Supplied material:
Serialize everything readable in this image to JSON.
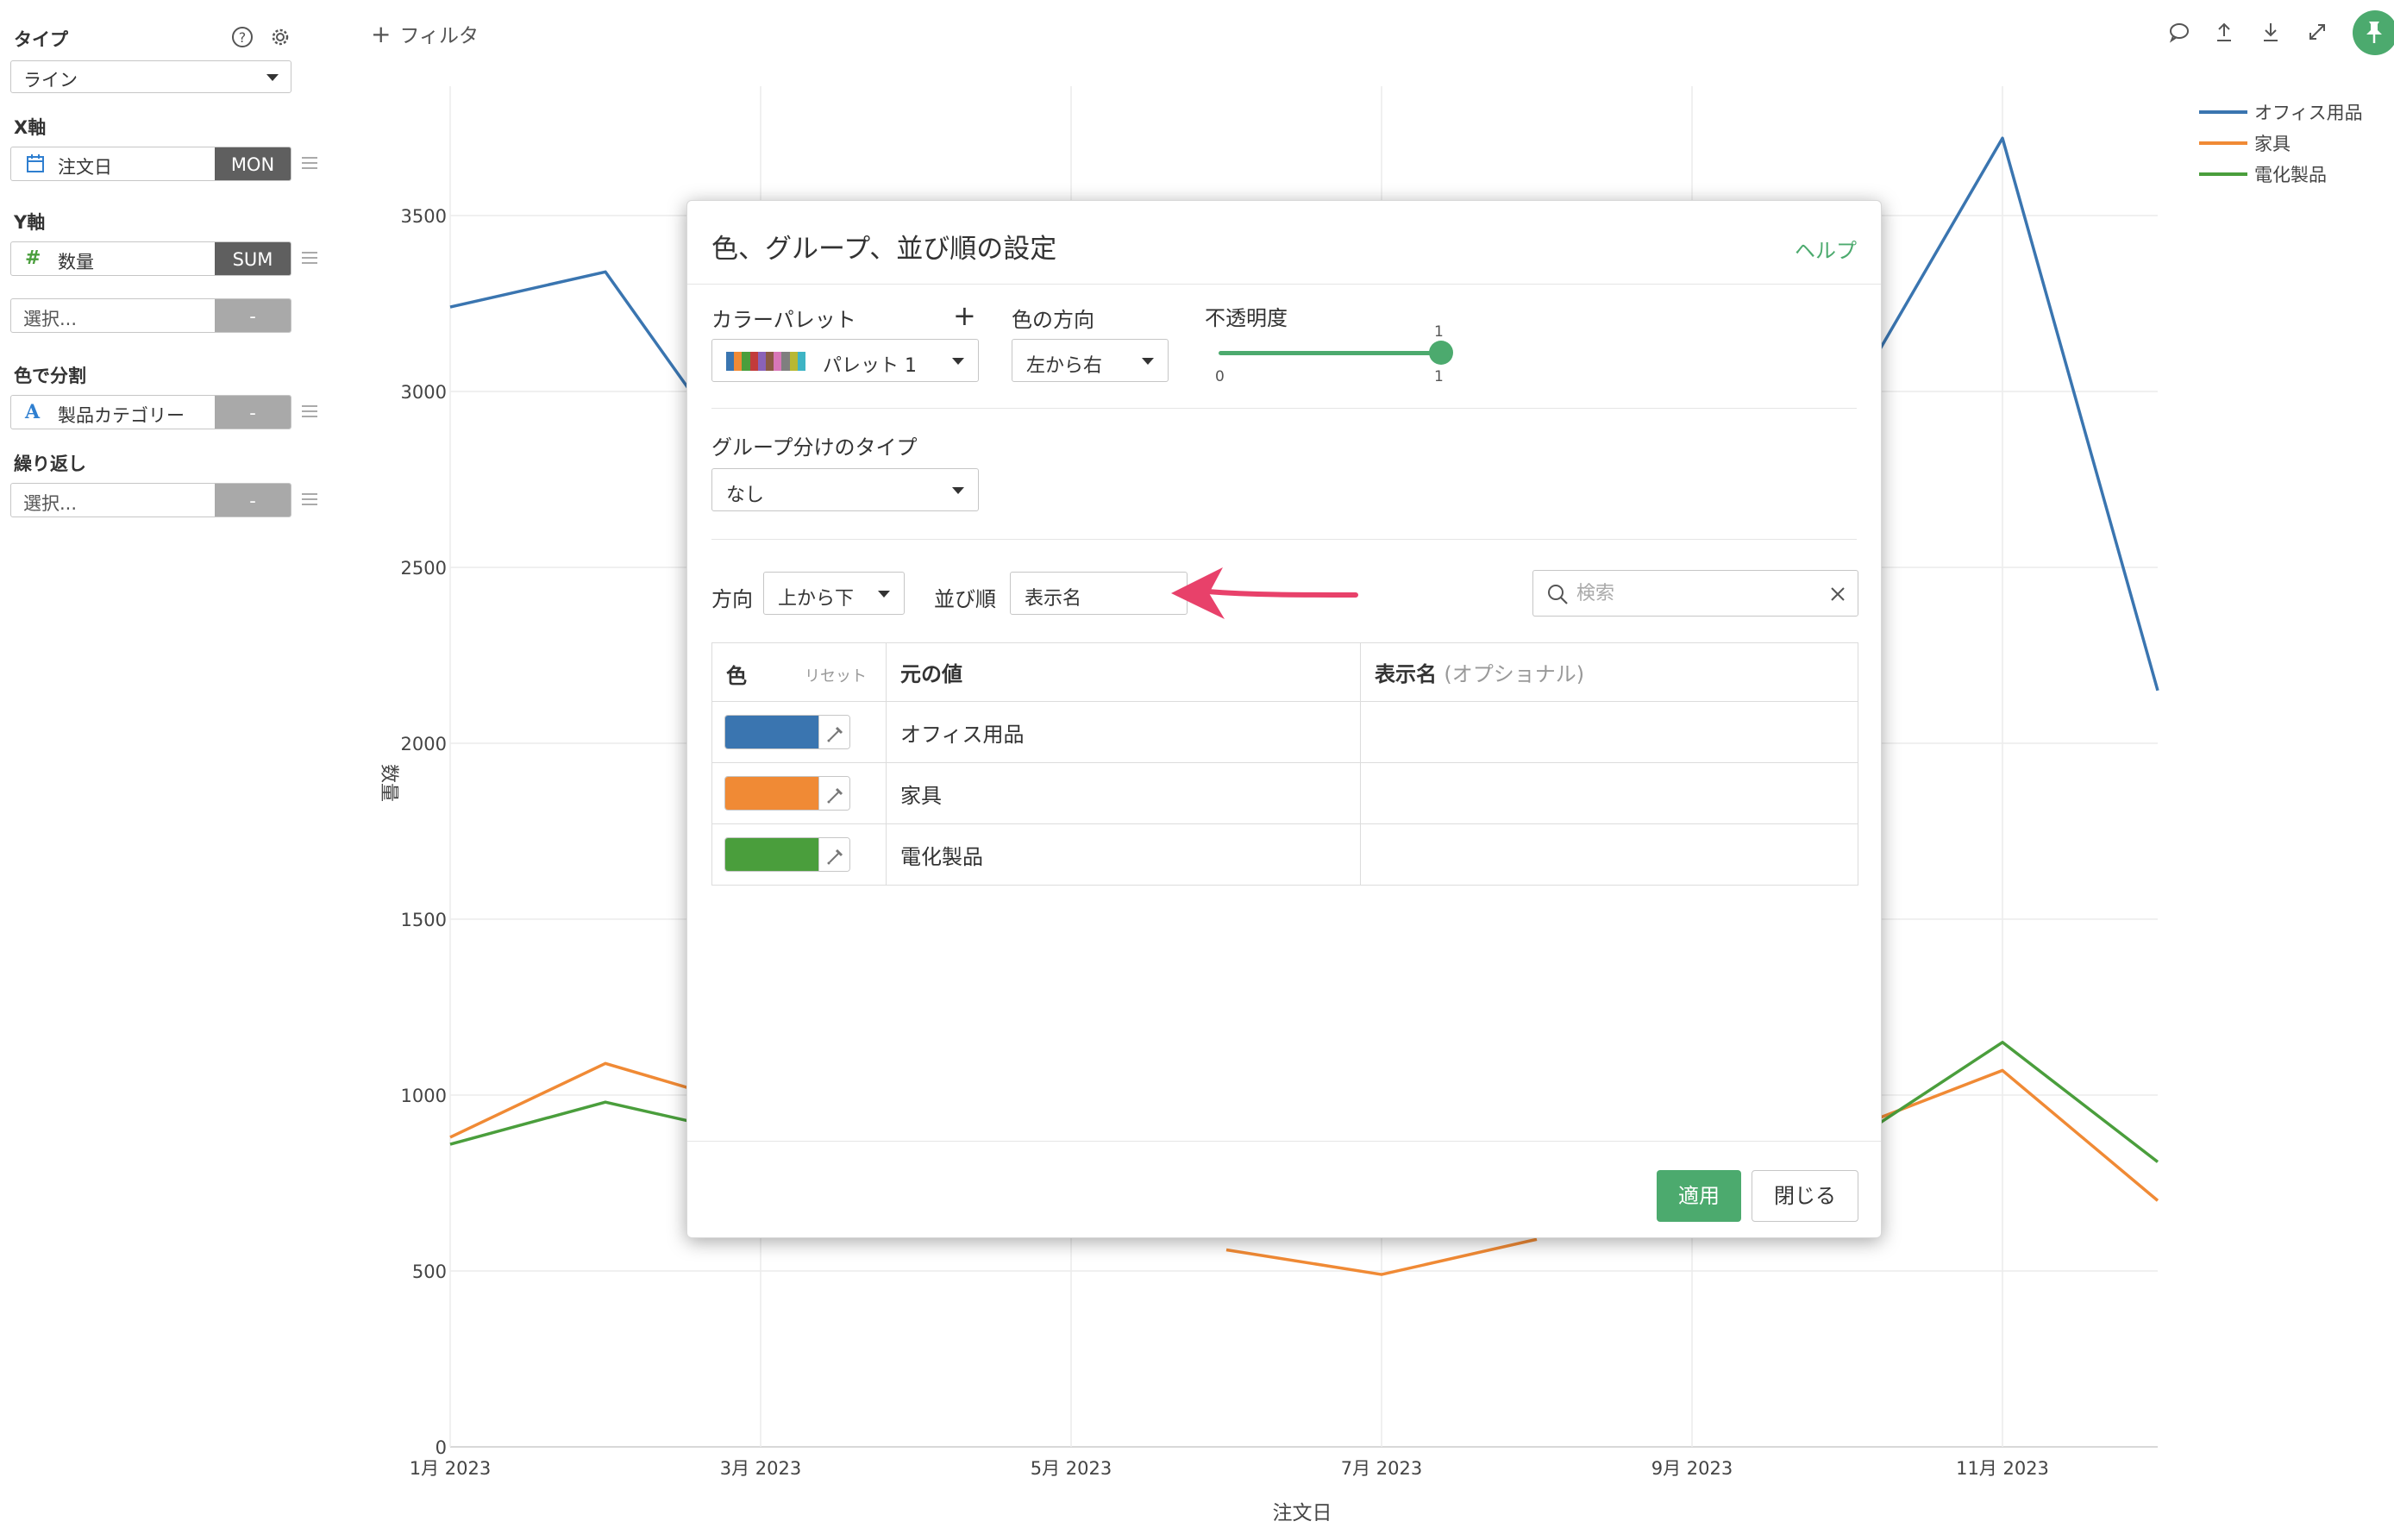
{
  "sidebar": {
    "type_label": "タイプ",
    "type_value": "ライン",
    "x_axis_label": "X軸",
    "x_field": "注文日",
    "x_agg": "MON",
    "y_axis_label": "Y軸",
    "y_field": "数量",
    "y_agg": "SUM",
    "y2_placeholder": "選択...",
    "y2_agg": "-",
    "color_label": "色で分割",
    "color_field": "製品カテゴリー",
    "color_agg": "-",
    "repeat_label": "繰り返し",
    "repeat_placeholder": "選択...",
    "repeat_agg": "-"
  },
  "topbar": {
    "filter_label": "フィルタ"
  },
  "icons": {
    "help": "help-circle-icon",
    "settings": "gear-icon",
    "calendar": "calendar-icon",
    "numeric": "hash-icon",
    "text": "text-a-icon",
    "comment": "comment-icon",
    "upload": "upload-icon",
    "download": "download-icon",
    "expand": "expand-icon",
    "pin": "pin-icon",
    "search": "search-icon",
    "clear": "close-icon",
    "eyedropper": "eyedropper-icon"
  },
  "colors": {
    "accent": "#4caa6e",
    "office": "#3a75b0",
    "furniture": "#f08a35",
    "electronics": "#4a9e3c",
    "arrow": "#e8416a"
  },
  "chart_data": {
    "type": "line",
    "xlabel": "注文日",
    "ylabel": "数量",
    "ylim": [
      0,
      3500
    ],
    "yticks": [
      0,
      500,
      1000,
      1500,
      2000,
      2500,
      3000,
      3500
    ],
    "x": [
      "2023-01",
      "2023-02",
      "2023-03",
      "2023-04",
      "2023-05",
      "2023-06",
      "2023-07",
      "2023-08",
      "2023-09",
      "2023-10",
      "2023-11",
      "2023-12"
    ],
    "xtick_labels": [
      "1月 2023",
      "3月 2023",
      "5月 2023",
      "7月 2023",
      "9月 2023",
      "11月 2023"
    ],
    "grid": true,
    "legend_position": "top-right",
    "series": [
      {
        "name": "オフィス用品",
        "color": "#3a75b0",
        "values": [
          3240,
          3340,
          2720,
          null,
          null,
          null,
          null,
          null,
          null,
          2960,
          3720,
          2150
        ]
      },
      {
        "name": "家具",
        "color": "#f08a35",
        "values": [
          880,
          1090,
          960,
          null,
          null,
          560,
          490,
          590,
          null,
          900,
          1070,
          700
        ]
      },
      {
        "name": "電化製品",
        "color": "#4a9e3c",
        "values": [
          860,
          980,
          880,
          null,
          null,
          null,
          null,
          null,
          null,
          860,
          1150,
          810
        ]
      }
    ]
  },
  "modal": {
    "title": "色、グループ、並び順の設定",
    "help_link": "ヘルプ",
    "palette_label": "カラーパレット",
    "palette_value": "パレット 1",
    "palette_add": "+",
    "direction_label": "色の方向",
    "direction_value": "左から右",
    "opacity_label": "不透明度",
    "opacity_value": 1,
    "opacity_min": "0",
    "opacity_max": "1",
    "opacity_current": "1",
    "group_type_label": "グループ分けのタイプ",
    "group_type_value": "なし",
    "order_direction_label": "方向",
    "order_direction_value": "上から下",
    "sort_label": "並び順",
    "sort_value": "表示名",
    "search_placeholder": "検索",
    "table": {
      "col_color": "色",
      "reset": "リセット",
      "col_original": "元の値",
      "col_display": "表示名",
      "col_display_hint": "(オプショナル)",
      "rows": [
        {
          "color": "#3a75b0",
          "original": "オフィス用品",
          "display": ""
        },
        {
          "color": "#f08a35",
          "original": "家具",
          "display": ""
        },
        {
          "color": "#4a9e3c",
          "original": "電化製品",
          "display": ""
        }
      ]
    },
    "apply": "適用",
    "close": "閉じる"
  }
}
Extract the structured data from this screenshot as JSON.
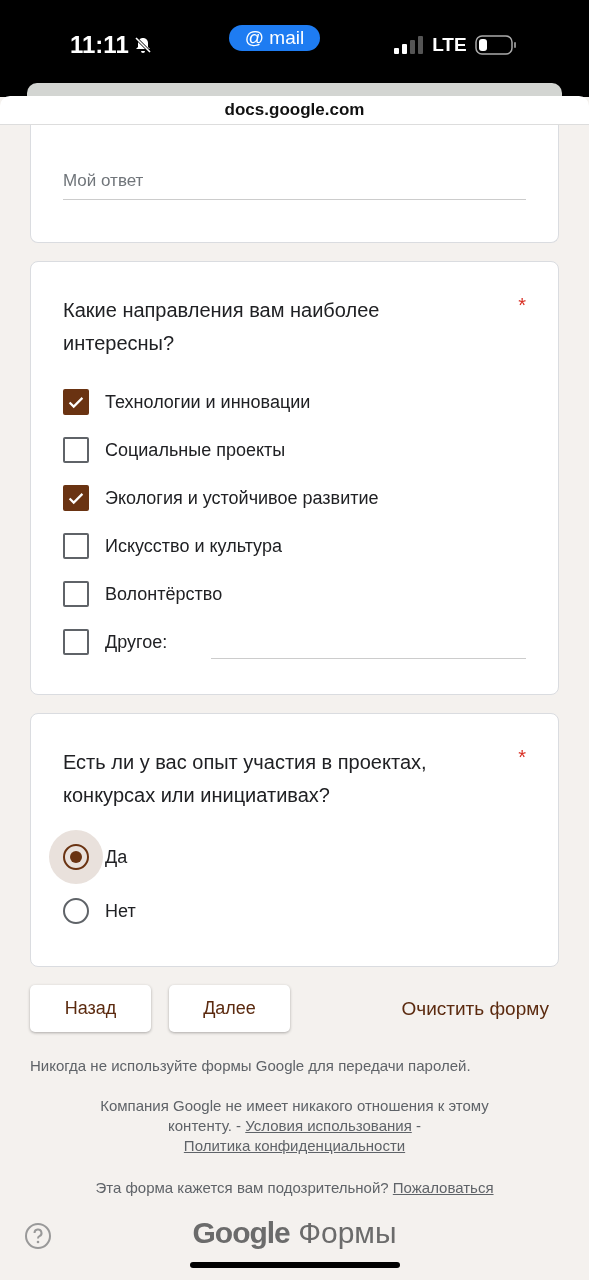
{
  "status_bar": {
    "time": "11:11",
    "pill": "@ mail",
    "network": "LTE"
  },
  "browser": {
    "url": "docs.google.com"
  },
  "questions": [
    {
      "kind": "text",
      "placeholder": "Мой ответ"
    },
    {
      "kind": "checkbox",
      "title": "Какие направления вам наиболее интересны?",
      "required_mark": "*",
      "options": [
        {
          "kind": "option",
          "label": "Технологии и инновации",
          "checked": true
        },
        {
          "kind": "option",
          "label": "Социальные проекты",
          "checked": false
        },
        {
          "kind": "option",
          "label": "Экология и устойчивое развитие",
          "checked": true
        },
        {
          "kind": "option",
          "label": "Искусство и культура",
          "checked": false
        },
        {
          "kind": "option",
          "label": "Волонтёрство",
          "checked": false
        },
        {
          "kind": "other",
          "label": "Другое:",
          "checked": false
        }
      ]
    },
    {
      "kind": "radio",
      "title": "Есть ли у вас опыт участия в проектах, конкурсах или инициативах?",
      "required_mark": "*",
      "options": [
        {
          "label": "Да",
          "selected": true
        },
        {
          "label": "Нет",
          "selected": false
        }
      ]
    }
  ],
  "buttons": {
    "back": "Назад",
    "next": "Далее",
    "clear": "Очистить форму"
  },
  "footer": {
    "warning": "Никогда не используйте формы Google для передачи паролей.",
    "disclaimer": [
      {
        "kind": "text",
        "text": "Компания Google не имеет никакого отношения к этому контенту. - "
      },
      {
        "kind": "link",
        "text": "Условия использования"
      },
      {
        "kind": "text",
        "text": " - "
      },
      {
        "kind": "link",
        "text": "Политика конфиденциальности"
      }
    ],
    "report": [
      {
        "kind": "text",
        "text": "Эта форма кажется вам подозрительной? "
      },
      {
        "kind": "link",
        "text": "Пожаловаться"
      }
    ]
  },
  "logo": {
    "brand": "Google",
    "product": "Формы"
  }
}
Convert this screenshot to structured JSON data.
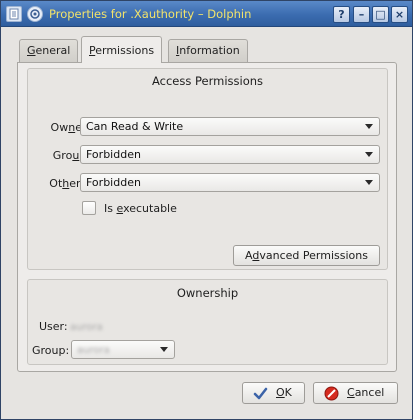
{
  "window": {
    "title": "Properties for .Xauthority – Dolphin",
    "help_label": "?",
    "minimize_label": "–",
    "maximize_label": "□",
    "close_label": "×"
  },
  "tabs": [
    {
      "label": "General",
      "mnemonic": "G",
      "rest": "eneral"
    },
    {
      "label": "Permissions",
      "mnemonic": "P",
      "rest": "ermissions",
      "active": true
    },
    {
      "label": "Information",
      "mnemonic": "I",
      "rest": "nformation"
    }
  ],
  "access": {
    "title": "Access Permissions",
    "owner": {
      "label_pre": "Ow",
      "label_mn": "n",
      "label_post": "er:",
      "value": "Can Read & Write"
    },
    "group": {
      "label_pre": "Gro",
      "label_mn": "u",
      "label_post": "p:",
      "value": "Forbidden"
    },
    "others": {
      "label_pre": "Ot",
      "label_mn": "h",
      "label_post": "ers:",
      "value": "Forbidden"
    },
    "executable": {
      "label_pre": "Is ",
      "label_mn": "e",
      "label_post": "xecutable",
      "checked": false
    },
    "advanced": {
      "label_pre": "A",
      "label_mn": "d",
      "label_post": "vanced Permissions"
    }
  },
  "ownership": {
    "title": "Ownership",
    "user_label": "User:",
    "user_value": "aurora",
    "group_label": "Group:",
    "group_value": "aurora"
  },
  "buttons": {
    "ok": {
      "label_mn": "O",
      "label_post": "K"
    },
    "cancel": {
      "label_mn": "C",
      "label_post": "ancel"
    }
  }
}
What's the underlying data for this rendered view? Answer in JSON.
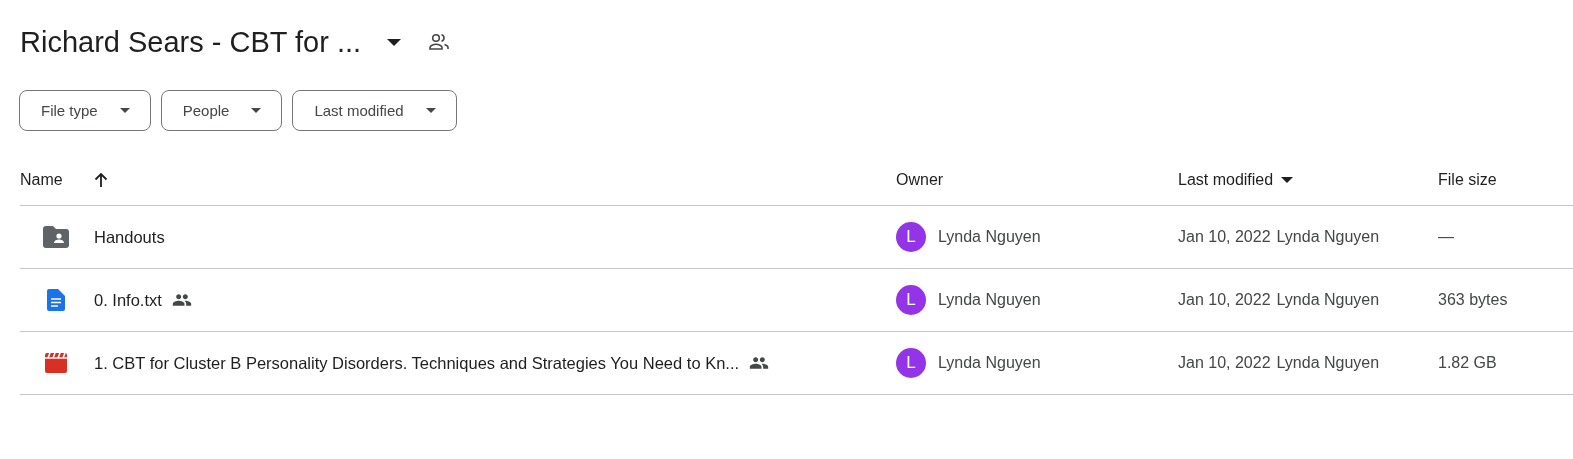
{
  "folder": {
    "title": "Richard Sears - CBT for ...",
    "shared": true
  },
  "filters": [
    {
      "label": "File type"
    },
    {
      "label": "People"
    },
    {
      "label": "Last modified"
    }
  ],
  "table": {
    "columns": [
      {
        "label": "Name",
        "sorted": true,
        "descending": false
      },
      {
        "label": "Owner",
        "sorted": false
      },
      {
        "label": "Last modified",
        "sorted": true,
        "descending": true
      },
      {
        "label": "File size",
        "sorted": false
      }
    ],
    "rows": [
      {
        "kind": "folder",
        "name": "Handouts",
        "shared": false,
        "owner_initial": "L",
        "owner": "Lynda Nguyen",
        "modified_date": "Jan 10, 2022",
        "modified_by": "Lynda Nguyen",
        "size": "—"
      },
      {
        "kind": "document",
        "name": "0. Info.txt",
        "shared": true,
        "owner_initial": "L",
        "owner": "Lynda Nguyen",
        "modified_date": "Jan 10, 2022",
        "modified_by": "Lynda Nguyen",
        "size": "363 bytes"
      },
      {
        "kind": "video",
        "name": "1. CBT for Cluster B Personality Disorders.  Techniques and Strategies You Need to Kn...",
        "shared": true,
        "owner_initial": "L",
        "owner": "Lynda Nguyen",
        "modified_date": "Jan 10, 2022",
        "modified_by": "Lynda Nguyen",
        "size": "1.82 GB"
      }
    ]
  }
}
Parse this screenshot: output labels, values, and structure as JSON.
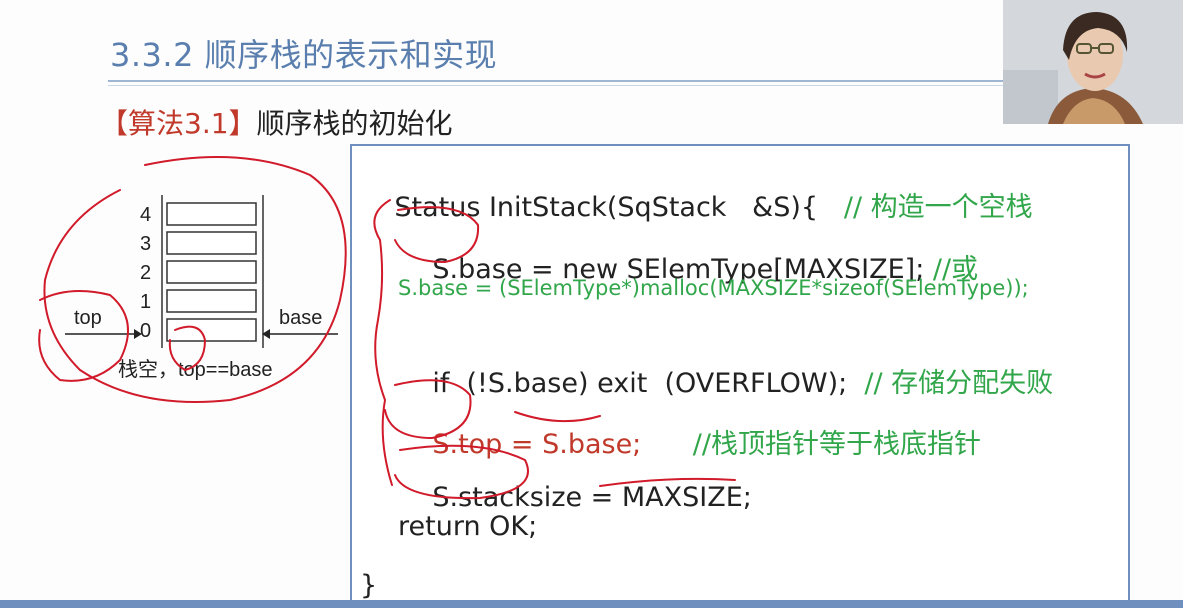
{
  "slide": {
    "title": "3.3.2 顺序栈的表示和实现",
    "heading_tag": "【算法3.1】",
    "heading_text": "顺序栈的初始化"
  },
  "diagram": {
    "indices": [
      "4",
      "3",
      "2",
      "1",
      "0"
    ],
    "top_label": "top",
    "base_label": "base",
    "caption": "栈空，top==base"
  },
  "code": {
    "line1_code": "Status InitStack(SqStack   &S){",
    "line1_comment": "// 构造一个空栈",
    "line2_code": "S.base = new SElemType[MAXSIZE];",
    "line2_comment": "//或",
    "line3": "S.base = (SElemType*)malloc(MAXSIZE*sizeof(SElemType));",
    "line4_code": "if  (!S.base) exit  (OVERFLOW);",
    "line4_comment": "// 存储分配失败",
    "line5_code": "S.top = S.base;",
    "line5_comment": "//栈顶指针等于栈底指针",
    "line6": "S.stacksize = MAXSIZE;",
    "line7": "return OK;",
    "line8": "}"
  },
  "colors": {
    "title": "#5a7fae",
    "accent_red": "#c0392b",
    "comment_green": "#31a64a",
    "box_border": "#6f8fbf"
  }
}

Exercise task: Take every line from the records above that has the word "this" and copy it.

Complete output:
Serialize everything readable in this image to JSON.
Extract the structured data from this screenshot as JSON.
Convert this screenshot to structured JSON data.
What's the underlying data for this rendered view? Answer in JSON.
Parse this screenshot: output labels, values, and structure as JSON.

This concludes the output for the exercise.